== Extracted text

Episode 2: Differentiation is critical and technology gets you there
Daniel Chu, CEO & Founder, Tricolor Auto Group & Ganas Holdings, shares how his career as a college basketball coach prepared him for running a thriving organization, which relies on technology to drive differentiation in the crowded space of auto finance lending. He points out that delivering a successful and agile business is a process and not an event.
Daniel Chu, CEO & Founder,
Tricolor Auto Group & Ganas Holdings
Daniel Chu has distinguished himself as a successful entrepreneur, having founded six companies over the past twenty-five years, including two which became public.
Daniel currently serves as the Founder and Chief Executive Officer of Ganas Holdings, the nation’s largest used vehicle retailer focusing on the integrated sale and financing of vehicles to Hispanic consumers. The company operates a branded chain of thirty six dealerships across twelve metropolitan markets operates in Texas as Tricolor Auto Group, and in California as Ganas Auto Group. The company has been recognized by Inc. magazine for five consecutive years as one of the fastest growing companies in America.

====

Exercise description: Write the next part of the episode page on Daniel Chu, starting right after its last sentence. Nothing in the rows is needed here.

== Data entries

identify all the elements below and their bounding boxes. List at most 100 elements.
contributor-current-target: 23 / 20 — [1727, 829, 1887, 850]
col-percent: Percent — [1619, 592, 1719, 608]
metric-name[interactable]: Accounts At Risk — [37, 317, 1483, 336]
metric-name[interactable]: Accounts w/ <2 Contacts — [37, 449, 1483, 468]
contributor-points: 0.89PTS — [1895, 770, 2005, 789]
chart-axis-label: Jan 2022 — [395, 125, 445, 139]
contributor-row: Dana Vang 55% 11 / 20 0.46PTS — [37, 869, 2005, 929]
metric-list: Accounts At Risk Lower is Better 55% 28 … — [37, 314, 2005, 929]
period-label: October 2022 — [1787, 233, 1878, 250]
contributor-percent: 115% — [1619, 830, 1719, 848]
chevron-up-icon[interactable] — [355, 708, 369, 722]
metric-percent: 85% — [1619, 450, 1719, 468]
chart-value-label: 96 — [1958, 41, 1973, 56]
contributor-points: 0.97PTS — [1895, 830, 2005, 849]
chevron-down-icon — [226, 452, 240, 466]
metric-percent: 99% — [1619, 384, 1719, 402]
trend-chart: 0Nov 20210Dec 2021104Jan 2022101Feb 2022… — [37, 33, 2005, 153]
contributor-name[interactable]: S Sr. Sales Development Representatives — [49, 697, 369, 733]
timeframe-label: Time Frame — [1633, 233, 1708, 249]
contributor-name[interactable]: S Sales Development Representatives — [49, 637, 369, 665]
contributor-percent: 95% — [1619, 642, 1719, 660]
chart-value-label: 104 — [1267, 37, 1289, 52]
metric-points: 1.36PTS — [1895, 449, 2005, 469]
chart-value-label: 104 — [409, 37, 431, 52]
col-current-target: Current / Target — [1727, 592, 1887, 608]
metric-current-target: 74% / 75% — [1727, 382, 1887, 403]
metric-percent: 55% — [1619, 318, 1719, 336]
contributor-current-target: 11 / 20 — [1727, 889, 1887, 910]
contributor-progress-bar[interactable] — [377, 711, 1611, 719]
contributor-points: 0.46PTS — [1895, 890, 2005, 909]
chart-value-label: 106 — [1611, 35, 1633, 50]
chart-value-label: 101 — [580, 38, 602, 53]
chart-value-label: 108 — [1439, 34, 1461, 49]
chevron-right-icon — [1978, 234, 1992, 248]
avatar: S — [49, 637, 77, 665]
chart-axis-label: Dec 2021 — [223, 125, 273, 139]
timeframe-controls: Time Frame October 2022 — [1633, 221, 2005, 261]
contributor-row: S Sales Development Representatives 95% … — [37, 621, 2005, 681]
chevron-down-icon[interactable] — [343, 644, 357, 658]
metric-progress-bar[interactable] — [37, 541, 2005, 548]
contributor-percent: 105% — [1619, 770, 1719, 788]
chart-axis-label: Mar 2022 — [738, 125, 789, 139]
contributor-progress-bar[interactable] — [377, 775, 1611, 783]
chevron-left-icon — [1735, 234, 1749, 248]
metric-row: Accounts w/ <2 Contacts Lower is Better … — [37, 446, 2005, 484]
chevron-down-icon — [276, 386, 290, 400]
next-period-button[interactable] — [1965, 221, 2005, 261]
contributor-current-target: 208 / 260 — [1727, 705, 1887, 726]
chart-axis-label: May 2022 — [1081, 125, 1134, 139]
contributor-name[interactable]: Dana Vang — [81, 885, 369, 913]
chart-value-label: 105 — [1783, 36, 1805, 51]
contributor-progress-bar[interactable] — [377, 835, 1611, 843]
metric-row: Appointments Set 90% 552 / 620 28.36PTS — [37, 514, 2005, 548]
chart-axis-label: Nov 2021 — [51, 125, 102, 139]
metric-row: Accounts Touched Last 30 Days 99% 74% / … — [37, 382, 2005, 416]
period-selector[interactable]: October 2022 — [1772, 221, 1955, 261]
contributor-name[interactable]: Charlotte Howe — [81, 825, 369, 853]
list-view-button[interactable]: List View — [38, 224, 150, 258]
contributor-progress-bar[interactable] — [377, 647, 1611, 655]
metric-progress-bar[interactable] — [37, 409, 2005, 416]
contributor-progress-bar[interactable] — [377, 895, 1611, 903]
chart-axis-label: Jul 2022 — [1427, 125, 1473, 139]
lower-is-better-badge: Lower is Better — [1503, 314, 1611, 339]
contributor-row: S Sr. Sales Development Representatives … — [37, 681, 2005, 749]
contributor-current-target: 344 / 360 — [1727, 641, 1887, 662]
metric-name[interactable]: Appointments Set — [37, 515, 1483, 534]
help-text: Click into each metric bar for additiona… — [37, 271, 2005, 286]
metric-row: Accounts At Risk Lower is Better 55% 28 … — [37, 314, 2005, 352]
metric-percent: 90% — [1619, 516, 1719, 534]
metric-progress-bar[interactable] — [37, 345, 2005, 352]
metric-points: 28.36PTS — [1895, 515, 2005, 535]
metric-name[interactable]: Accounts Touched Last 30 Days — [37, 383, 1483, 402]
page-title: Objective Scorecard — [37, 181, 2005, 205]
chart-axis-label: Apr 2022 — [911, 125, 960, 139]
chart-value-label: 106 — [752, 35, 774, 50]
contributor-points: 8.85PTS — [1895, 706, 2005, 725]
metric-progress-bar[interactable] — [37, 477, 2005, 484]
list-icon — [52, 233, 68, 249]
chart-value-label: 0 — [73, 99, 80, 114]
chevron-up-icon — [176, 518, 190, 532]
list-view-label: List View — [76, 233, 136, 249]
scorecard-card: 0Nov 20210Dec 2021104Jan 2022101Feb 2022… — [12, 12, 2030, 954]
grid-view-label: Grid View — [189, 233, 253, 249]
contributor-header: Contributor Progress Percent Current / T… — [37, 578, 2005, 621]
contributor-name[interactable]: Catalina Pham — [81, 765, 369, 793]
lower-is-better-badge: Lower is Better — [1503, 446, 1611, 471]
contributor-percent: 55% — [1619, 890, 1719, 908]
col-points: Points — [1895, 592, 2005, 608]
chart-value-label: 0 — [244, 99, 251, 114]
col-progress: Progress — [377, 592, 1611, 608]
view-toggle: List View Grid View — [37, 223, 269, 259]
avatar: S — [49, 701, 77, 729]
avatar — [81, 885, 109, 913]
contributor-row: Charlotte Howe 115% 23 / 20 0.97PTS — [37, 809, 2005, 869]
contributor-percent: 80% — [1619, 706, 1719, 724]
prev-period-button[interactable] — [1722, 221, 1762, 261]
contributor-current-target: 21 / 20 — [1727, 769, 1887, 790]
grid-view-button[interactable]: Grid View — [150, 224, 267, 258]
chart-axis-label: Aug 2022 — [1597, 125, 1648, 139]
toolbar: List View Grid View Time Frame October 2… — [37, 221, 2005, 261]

====

Answer for the task:
Prior to his current role, Chu founded two other firms in the auto financial services industry which became publicly traded. He has served in the capacity of CEO with seven different companies. Before that, he coached intercollegiate basketball for seven years.
Full Transcript:
Welcome all, and thank you for tuning in to Lending in Digital Times, a Conduent production. My name is John Michael and I will be your host for this episode. If you are interested in a podcast that tackles the technology helping to transform the consumer lending space, then this is the show for you. My job here is quite simple, actually. My job is to provide a platform for the amazing thought leaders throughout our industries. Consider this podcast if you will, your resource for all things consumer finance. Okay everybody, so today we are sitting here with Mr. Daniel Chu, the CEO of Tricolor, and I am very excited about this interview today.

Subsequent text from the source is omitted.